Begin Data for processing

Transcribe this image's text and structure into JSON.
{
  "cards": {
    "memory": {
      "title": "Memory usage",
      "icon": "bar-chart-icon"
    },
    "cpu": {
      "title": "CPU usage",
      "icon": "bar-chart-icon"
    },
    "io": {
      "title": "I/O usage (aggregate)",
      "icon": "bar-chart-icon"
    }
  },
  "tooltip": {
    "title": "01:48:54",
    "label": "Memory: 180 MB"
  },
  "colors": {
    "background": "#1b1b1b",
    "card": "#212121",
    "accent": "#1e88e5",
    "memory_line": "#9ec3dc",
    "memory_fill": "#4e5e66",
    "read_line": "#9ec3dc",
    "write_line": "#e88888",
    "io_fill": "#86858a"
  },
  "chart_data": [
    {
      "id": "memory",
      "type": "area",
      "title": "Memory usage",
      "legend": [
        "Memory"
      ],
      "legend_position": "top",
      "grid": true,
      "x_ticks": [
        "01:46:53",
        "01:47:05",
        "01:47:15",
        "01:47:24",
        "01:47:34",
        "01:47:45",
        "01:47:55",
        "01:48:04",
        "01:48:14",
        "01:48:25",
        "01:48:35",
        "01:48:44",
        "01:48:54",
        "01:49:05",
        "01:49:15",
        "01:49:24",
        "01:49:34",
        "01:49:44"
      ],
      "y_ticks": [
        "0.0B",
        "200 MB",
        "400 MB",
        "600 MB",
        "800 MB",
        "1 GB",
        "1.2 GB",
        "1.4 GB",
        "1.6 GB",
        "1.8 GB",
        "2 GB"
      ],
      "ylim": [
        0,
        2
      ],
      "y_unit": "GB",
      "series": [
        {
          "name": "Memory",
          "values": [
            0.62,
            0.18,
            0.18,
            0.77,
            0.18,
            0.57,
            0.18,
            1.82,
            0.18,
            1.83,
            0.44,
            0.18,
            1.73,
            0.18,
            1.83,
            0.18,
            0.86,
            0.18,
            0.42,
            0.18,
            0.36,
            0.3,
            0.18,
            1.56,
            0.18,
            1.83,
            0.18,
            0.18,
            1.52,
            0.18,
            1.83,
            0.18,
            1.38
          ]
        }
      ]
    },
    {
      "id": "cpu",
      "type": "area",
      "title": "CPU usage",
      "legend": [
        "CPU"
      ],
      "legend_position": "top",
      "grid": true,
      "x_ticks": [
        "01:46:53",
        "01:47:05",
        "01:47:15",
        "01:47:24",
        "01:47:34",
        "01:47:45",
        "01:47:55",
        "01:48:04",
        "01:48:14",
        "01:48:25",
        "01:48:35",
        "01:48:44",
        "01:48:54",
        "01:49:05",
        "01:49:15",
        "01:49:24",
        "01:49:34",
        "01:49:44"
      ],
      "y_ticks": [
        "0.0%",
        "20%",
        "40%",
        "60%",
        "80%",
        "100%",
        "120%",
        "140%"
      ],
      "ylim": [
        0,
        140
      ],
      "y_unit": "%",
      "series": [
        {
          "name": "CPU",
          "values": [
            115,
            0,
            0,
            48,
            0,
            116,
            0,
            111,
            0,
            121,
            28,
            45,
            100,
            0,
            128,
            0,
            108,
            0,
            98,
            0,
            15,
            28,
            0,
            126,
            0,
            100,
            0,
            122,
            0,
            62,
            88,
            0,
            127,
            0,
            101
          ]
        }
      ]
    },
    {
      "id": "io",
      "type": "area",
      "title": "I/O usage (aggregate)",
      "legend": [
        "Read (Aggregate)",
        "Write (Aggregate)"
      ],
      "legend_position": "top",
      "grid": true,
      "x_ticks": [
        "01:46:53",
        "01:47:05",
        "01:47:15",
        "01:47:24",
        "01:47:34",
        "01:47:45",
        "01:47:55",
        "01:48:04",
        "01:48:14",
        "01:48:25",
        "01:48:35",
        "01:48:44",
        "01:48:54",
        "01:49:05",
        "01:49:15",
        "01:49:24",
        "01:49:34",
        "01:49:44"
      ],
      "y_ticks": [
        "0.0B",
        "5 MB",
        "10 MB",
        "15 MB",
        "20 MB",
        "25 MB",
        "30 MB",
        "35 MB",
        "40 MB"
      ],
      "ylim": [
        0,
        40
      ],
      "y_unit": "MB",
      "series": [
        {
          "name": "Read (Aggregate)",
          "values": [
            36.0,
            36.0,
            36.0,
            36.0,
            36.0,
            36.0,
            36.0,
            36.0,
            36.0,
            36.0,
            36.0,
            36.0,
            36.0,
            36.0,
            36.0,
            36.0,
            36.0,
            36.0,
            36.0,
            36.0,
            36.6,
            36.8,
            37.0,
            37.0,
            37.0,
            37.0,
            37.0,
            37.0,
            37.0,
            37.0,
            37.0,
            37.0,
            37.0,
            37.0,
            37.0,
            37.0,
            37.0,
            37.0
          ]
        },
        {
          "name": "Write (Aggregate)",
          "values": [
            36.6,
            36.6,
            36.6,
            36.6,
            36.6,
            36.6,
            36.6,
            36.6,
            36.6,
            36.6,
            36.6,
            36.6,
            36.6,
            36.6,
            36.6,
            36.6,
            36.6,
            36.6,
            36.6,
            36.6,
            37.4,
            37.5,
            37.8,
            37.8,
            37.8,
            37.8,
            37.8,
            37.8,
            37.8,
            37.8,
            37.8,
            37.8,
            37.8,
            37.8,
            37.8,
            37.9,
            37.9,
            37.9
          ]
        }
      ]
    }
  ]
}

End Data for processing

All the entries above need to be reproduced exactly.

Transcribe this image's text and structure into JSON.
{
  "cards": {
    "memory": {
      "title": "Memory usage",
      "icon": "bar-chart-icon"
    },
    "cpu": {
      "title": "CPU usage",
      "icon": "bar-chart-icon"
    },
    "io": {
      "title": "I/O usage (aggregate)",
      "icon": "bar-chart-icon"
    }
  },
  "tooltip": {
    "title": "01:48:54",
    "label": "Memory: 180 MB"
  },
  "colors": {
    "background": "#1b1b1b",
    "card": "#212121",
    "accent": "#1e88e5",
    "memory_line": "#9ec3dc",
    "memory_fill": "#4e5e66",
    "read_line": "#9ec3dc",
    "write_line": "#e88888",
    "io_fill": "#86858a"
  },
  "chart_data": [
    {
      "id": "memory",
      "type": "area",
      "title": "Memory usage",
      "legend": [
        "Memory"
      ],
      "legend_position": "top",
      "grid": true,
      "x_ticks": [
        "01:46:53",
        "01:47:05",
        "01:47:15",
        "01:47:24",
        "01:47:34",
        "01:47:45",
        "01:47:55",
        "01:48:04",
        "01:48:14",
        "01:48:25",
        "01:48:35",
        "01:48:44",
        "01:48:54",
        "01:49:05",
        "01:49:15",
        "01:49:24",
        "01:49:34",
        "01:49:44"
      ],
      "y_ticks": [
        "0.0B",
        "200 MB",
        "400 MB",
        "600 MB",
        "800 MB",
        "1 GB",
        "1.2 GB",
        "1.4 GB",
        "1.6 GB",
        "1.8 GB",
        "2 GB"
      ],
      "ylim": [
        0,
        2
      ],
      "y_unit": "GB",
      "series": [
        {
          "name": "Memory",
          "values": [
            0.62,
            0.18,
            0.18,
            0.77,
            0.18,
            0.57,
            0.18,
            1.82,
            0.18,
            1.83,
            0.44,
            0.18,
            1.73,
            0.18,
            1.83,
            0.18,
            0.86,
            0.18,
            0.42,
            0.18,
            0.36,
            0.3,
            0.18,
            1.56,
            0.18,
            1.83,
            0.18,
            0.18,
            1.52,
            0.18,
            1.83,
            0.18,
            1.38
          ]
        }
      ]
    },
    {
      "id": "cpu",
      "type": "area",
      "title": "CPU usage",
      "legend": [
        "CPU"
      ],
      "legend_position": "top",
      "grid": true,
      "x_ticks": [
        "01:46:53",
        "01:47:05",
        "01:47:15",
        "01:47:24",
        "01:47:34",
        "01:47:45",
        "01:47:55",
        "01:48:04",
        "01:48:14",
        "01:48:25",
        "01:48:35",
        "01:48:44",
        "01:48:54",
        "01:49:05",
        "01:49:15",
        "01:49:24",
        "01:49:34",
        "01:49:44"
      ],
      "y_ticks": [
        "0.0%",
        "20%",
        "40%",
        "60%",
        "80%",
        "100%",
        "120%",
        "140%"
      ],
      "ylim": [
        0,
        140
      ],
      "y_unit": "%",
      "series": [
        {
          "name": "CPU",
          "values": [
            115,
            0,
            0,
            48,
            0,
            116,
            0,
            111,
            0,
            121,
            28,
            45,
            100,
            0,
            128,
            0,
            108,
            0,
            98,
            0,
            15,
            28,
            0,
            126,
            0,
            100,
            0,
            122,
            0,
            62,
            88,
            0,
            127,
            0,
            101
          ]
        }
      ]
    },
    {
      "id": "io",
      "type": "area",
      "title": "I/O usage (aggregate)",
      "legend": [
        "Read (Aggregate)",
        "Write (Aggregate)"
      ],
      "legend_position": "top",
      "grid": true,
      "x_ticks": [
        "01:46:53",
        "01:47:05",
        "01:47:15",
        "01:47:24",
        "01:47:34",
        "01:47:45",
        "01:47:55",
        "01:48:04",
        "01:48:14",
        "01:48:25",
        "01:48:35",
        "01:48:44",
        "01:48:54",
        "01:49:05",
        "01:49:15",
        "01:49:24",
        "01:49:34",
        "01:49:44"
      ],
      "y_ticks": [
        "0.0B",
        "5 MB",
        "10 MB",
        "15 MB",
        "20 MB",
        "25 MB",
        "30 MB",
        "35 MB",
        "40 MB"
      ],
      "ylim": [
        0,
        40
      ],
      "y_unit": "MB",
      "series": [
        {
          "name": "Read (Aggregate)",
          "values": [
            36.0,
            36.0,
            36.0,
            36.0,
            36.0,
            36.0,
            36.0,
            36.0,
            36.0,
            36.0,
            36.0,
            36.0,
            36.0,
            36.0,
            36.0,
            36.0,
            36.0,
            36.0,
            36.0,
            36.0,
            36.6,
            36.8,
            37.0,
            37.0,
            37.0,
            37.0,
            37.0,
            37.0,
            37.0,
            37.0,
            37.0,
            37.0,
            37.0,
            37.0,
            37.0,
            37.0,
            37.0,
            37.0
          ]
        },
        {
          "name": "Write (Aggregate)",
          "values": [
            36.6,
            36.6,
            36.6,
            36.6,
            36.6,
            36.6,
            36.6,
            36.6,
            36.6,
            36.6,
            36.6,
            36.6,
            36.6,
            36.6,
            36.6,
            36.6,
            36.6,
            36.6,
            36.6,
            36.6,
            37.4,
            37.5,
            37.8,
            37.8,
            37.8,
            37.8,
            37.8,
            37.8,
            37.8,
            37.8,
            37.8,
            37.8,
            37.8,
            37.8,
            37.8,
            37.9,
            37.9,
            37.9
          ]
        }
      ]
    }
  ]
}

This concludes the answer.